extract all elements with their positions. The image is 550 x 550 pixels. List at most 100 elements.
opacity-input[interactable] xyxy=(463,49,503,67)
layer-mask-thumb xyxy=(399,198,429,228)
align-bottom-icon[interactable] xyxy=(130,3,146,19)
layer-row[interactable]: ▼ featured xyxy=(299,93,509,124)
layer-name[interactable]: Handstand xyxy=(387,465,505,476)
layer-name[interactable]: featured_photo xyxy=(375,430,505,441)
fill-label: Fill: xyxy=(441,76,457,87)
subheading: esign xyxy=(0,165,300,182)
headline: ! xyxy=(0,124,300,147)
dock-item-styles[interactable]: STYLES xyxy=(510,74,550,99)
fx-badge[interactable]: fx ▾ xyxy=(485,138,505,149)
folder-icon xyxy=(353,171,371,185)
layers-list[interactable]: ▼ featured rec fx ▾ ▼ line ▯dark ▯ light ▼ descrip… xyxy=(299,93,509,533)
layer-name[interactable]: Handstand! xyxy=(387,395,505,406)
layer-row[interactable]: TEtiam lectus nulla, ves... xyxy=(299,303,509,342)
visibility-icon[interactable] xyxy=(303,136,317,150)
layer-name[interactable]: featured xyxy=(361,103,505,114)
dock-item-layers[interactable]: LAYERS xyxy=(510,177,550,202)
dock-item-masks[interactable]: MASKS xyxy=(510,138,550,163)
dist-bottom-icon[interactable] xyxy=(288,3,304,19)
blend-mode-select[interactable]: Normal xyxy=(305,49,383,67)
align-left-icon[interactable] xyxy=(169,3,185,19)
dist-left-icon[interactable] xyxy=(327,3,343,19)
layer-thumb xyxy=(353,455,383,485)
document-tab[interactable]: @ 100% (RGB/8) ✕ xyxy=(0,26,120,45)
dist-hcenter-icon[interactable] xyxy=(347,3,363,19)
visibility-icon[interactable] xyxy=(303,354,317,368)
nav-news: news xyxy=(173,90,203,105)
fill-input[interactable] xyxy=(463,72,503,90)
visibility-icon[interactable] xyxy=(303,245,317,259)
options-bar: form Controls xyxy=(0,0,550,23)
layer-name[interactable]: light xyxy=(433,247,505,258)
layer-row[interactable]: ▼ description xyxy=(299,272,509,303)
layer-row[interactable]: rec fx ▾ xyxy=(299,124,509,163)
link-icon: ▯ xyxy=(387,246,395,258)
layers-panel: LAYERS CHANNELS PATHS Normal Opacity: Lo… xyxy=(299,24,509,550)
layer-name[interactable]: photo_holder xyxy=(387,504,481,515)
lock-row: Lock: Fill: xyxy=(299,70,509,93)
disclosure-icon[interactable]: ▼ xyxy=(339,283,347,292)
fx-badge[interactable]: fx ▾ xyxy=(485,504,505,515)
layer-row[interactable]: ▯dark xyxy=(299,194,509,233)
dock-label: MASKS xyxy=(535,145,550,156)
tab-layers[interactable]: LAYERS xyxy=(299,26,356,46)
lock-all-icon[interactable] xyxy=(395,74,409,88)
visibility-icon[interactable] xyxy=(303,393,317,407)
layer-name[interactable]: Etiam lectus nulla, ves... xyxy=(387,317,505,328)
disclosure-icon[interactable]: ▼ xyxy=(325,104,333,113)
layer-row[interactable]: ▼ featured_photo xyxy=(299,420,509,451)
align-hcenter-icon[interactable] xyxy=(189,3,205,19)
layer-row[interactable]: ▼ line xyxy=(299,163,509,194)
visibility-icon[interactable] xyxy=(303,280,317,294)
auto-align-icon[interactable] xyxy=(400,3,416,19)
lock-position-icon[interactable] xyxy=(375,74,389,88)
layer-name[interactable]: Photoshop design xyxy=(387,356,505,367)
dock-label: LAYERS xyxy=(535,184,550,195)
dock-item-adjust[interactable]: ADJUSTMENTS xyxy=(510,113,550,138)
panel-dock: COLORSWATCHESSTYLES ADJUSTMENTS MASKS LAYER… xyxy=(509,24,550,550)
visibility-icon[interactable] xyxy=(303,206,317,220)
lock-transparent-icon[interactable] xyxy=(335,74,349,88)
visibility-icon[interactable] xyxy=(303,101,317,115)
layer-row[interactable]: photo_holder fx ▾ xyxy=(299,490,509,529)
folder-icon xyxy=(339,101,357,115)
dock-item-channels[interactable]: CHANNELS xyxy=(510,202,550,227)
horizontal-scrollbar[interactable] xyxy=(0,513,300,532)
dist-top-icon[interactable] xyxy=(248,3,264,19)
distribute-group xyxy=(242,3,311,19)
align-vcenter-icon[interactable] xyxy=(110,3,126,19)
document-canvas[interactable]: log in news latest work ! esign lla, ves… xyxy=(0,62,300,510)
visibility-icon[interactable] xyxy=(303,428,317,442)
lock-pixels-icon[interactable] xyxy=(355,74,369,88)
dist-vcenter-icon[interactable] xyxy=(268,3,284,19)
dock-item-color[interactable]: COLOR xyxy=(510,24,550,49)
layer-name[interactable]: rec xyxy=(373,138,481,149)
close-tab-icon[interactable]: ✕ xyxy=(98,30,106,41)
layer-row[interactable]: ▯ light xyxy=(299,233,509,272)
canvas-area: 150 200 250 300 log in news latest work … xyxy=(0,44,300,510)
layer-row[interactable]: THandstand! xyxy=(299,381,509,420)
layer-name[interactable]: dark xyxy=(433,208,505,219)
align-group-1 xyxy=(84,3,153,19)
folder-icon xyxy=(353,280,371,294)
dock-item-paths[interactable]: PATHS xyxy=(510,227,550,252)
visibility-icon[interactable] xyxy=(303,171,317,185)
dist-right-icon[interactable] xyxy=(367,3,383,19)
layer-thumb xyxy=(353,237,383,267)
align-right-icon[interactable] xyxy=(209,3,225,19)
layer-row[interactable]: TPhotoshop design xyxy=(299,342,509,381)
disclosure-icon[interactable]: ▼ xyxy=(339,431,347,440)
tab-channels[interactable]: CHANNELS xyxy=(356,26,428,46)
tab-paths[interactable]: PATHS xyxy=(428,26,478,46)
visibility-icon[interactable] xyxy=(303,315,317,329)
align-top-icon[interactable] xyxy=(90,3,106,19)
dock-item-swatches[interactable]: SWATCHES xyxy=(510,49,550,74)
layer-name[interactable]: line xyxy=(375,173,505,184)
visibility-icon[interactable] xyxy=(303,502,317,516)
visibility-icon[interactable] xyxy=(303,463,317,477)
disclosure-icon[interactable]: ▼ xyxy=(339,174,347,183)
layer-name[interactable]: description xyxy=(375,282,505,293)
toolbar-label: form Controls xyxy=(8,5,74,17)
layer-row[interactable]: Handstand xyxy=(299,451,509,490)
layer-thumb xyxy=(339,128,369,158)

────────────────────────────────────────

WHAT NEEDS TO BE DONE
Write out the records again in full, changing every "photo_holder" to "image_holder" and leaving everything else as it is.

THE RESPONSE
extract all elements with their positions. The image is 550 x 550 pixels. List at most 100 elements.
opacity-input[interactable] xyxy=(463,49,503,67)
layer-mask-thumb xyxy=(399,198,429,228)
align-bottom-icon[interactable] xyxy=(130,3,146,19)
layer-row[interactable]: ▼ featured xyxy=(299,93,509,124)
layer-name[interactable]: Handstand xyxy=(387,465,505,476)
layer-name[interactable]: featured_photo xyxy=(375,430,505,441)
fill-label: Fill: xyxy=(441,76,457,87)
subheading: esign xyxy=(0,165,300,182)
headline: ! xyxy=(0,124,300,147)
dock-item-styles[interactable]: STYLES xyxy=(510,74,550,99)
fx-badge[interactable]: fx ▾ xyxy=(485,138,505,149)
folder-icon xyxy=(353,171,371,185)
layers-list[interactable]: ▼ featured rec fx ▾ ▼ line ▯dark ▯ light ▼ descrip… xyxy=(299,93,509,533)
layer-name[interactable]: Handstand! xyxy=(387,395,505,406)
layer-row[interactable]: TEtiam lectus nulla, ves... xyxy=(299,303,509,342)
visibility-icon[interactable] xyxy=(303,136,317,150)
layer-name[interactable]: featured xyxy=(361,103,505,114)
dock-item-layers[interactable]: LAYERS xyxy=(510,177,550,202)
dock-item-masks[interactable]: MASKS xyxy=(510,138,550,163)
dist-bottom-icon[interactable] xyxy=(288,3,304,19)
blend-mode-select[interactable]: Normal xyxy=(305,49,383,67)
align-left-icon[interactable] xyxy=(169,3,185,19)
dist-left-icon[interactable] xyxy=(327,3,343,19)
layer-thumb xyxy=(353,455,383,485)
document-tab[interactable]: @ 100% (RGB/8) ✕ xyxy=(0,26,120,45)
dist-hcenter-icon[interactable] xyxy=(347,3,363,19)
visibility-icon[interactable] xyxy=(303,354,317,368)
nav-news: news xyxy=(173,90,203,105)
fill-input[interactable] xyxy=(463,72,503,90)
visibility-icon[interactable] xyxy=(303,245,317,259)
options-bar: form Controls xyxy=(0,0,550,23)
layer-name[interactable]: light xyxy=(433,247,505,258)
layer-row[interactable]: ▼ description xyxy=(299,272,509,303)
layer-row[interactable]: rec fx ▾ xyxy=(299,124,509,163)
link-icon: ▯ xyxy=(387,246,395,258)
layers-panel: LAYERS CHANNELS PATHS Normal Opacity: Lo… xyxy=(299,24,509,550)
layer-name[interactable]: image_holder xyxy=(387,504,481,515)
lock-row: Lock: Fill: xyxy=(299,70,509,93)
disclosure-icon[interactable]: ▼ xyxy=(339,283,347,292)
fx-badge[interactable]: fx ▾ xyxy=(485,504,505,515)
layer-row[interactable]: ▯dark xyxy=(299,194,509,233)
dock-label: MASKS xyxy=(535,145,550,156)
tab-layers[interactable]: LAYERS xyxy=(299,26,356,46)
lock-all-icon[interactable] xyxy=(395,74,409,88)
visibility-icon[interactable] xyxy=(303,393,317,407)
layer-name[interactable]: Etiam lectus nulla, ves... xyxy=(387,317,505,328)
disclosure-icon[interactable]: ▼ xyxy=(325,104,333,113)
layer-row[interactable]: ▼ featured_photo xyxy=(299,420,509,451)
align-hcenter-icon[interactable] xyxy=(189,3,205,19)
layer-row[interactable]: ▼ line xyxy=(299,163,509,194)
visibility-icon[interactable] xyxy=(303,280,317,294)
auto-align-icon[interactable] xyxy=(400,3,416,19)
lock-position-icon[interactable] xyxy=(375,74,389,88)
layer-name[interactable]: Photoshop design xyxy=(387,356,505,367)
dock-label: LAYERS xyxy=(535,184,550,195)
dock-item-adjust[interactable]: ADJUSTMENTS xyxy=(510,113,550,138)
panel-dock: COLORSWATCHESSTYLES ADJUSTMENTS MASKS LAYER… xyxy=(509,24,550,550)
visibility-icon[interactable] xyxy=(303,206,317,220)
lock-transparent-icon[interactable] xyxy=(335,74,349,88)
visibility-icon[interactable] xyxy=(303,101,317,115)
layer-row[interactable]: image_holder fx ▾ xyxy=(299,490,509,529)
folder-icon xyxy=(339,101,357,115)
dock-item-channels[interactable]: CHANNELS xyxy=(510,202,550,227)
horizontal-scrollbar[interactable] xyxy=(0,513,300,532)
dist-top-icon[interactable] xyxy=(248,3,264,19)
distribute-group xyxy=(242,3,311,19)
align-vcenter-icon[interactable] xyxy=(110,3,126,19)
document-canvas[interactable]: log in news latest work ! esign lla, ves… xyxy=(0,62,300,510)
visibility-icon[interactable] xyxy=(303,428,317,442)
lock-pixels-icon[interactable] xyxy=(355,74,369,88)
dist-vcenter-icon[interactable] xyxy=(268,3,284,19)
dock-item-color[interactable]: COLOR xyxy=(510,24,550,49)
layer-name[interactable]: rec xyxy=(373,138,481,149)
close-tab-icon[interactable]: ✕ xyxy=(98,30,106,41)
layer-row[interactable]: ▯ light xyxy=(299,233,509,272)
canvas-area: 150 200 250 300 log in news latest work … xyxy=(0,44,300,510)
layer-row[interactable]: THandstand! xyxy=(299,381,509,420)
layer-name[interactable]: dark xyxy=(433,208,505,219)
align-group-1 xyxy=(84,3,153,19)
folder-icon xyxy=(353,280,371,294)
dock-item-paths[interactable]: PATHS xyxy=(510,227,550,252)
visibility-icon[interactable] xyxy=(303,171,317,185)
dist-right-icon[interactable] xyxy=(367,3,383,19)
layer-thumb xyxy=(353,237,383,267)
align-right-icon[interactable] xyxy=(209,3,225,19)
layer-row[interactable]: TPhotoshop design xyxy=(299,342,509,381)
disclosure-icon[interactable]: ▼ xyxy=(339,431,347,440)
tab-channels[interactable]: CHANNELS xyxy=(356,26,428,46)
tab-paths[interactable]: PATHS xyxy=(428,26,478,46)
visibility-icon[interactable] xyxy=(303,315,317,329)
align-top-icon[interactable] xyxy=(90,3,106,19)
dock-item-swatches[interactable]: SWATCHES xyxy=(510,49,550,74)
layer-name[interactable]: line xyxy=(375,173,505,184)
visibility-icon[interactable] xyxy=(303,502,317,516)
visibility-icon[interactable] xyxy=(303,463,317,477)
disclosure-icon[interactable]: ▼ xyxy=(339,174,347,183)
layer-name[interactable]: description xyxy=(375,282,505,293)
toolbar-label: form Controls xyxy=(8,5,74,17)
layer-row[interactable]: Handstand xyxy=(299,451,509,490)
layer-thumb xyxy=(339,128,369,158)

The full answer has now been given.